DATA EXCERPTS:
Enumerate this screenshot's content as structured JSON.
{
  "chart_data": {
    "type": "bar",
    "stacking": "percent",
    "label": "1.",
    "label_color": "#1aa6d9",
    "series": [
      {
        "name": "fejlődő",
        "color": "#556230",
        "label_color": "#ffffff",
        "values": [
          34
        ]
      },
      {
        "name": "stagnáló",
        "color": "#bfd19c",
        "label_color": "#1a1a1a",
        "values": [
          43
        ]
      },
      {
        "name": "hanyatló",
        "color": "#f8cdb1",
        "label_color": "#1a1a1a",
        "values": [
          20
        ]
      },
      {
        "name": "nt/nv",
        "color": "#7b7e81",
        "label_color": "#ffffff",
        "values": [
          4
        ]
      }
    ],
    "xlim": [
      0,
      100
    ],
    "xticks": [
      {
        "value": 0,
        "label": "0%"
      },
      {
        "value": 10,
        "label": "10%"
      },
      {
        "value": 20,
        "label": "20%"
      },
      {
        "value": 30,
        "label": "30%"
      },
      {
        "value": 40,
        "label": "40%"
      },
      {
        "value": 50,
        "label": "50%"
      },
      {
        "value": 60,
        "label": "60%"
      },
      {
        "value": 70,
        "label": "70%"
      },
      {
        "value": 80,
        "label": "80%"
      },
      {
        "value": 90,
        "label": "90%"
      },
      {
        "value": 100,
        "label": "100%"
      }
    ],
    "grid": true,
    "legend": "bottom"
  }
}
* * *
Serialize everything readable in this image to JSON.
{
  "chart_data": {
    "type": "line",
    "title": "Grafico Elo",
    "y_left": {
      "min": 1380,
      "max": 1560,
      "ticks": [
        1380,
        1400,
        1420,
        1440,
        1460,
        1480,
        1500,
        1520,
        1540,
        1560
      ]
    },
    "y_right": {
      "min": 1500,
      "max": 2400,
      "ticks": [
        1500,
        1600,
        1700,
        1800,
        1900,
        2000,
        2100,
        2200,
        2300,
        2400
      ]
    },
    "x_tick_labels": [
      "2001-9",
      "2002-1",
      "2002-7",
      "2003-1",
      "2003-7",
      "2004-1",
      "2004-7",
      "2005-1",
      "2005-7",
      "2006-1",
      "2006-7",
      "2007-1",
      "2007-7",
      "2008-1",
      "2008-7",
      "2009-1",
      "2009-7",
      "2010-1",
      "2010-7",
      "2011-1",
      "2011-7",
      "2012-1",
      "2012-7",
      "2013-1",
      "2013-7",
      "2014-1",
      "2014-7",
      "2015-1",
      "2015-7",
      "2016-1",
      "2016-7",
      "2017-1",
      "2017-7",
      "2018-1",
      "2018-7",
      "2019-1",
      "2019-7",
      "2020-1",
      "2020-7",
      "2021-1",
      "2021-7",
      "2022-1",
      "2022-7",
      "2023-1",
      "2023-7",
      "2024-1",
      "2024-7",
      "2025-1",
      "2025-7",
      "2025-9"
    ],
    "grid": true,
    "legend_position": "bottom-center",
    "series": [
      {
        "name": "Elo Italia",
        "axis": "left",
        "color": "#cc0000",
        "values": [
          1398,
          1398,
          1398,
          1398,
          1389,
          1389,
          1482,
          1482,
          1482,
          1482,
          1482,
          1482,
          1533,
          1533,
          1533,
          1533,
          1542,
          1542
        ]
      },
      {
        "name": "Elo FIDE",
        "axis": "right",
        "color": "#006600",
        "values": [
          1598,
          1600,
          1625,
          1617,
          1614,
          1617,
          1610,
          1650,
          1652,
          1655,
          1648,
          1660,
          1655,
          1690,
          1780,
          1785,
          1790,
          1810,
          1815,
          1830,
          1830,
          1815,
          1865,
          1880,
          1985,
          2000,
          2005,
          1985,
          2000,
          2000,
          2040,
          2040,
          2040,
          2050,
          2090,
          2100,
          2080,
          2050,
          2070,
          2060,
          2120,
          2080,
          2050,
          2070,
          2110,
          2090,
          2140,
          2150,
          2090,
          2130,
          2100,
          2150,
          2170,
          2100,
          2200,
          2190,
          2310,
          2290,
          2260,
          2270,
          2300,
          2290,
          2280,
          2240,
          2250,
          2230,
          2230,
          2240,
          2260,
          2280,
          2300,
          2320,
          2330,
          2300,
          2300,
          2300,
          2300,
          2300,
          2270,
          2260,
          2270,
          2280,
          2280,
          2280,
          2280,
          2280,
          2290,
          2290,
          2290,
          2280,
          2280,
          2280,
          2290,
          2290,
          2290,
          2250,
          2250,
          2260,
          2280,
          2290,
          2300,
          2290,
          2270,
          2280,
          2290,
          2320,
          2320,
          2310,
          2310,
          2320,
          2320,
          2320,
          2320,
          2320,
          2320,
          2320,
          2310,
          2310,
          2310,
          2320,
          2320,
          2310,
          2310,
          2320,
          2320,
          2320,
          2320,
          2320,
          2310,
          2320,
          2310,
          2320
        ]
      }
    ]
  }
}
---
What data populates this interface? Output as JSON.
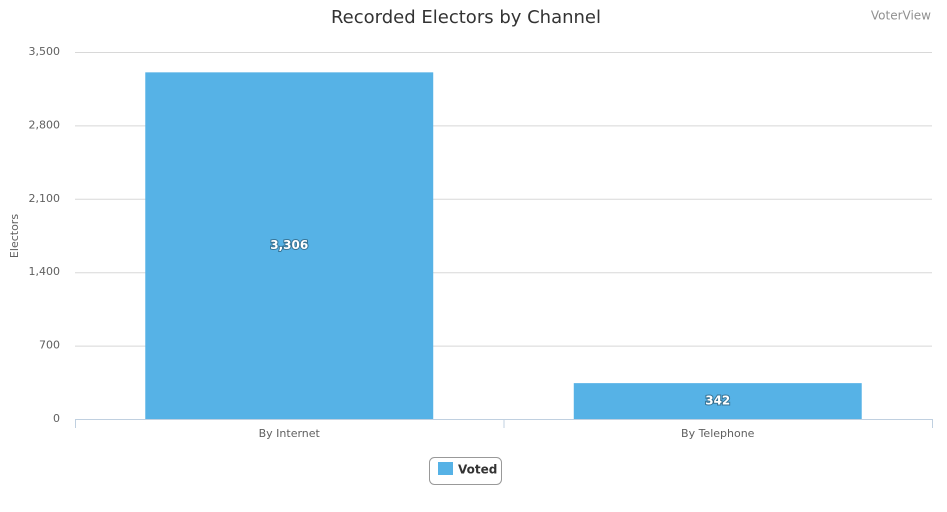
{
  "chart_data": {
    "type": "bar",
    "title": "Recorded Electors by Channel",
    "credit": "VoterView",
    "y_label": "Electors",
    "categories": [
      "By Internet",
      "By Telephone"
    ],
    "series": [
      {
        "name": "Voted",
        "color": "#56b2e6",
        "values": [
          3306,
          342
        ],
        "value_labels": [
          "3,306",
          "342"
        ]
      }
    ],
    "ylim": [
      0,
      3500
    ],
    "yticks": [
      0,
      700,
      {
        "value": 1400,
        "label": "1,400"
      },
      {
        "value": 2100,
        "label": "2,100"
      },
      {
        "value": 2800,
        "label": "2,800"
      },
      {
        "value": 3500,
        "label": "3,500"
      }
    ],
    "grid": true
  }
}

EXERCISE DIRECTIONS:
State the count of lines holding the string "bottom" in the listing above, and nothing else.

ANSWER FOR THE TASK:
2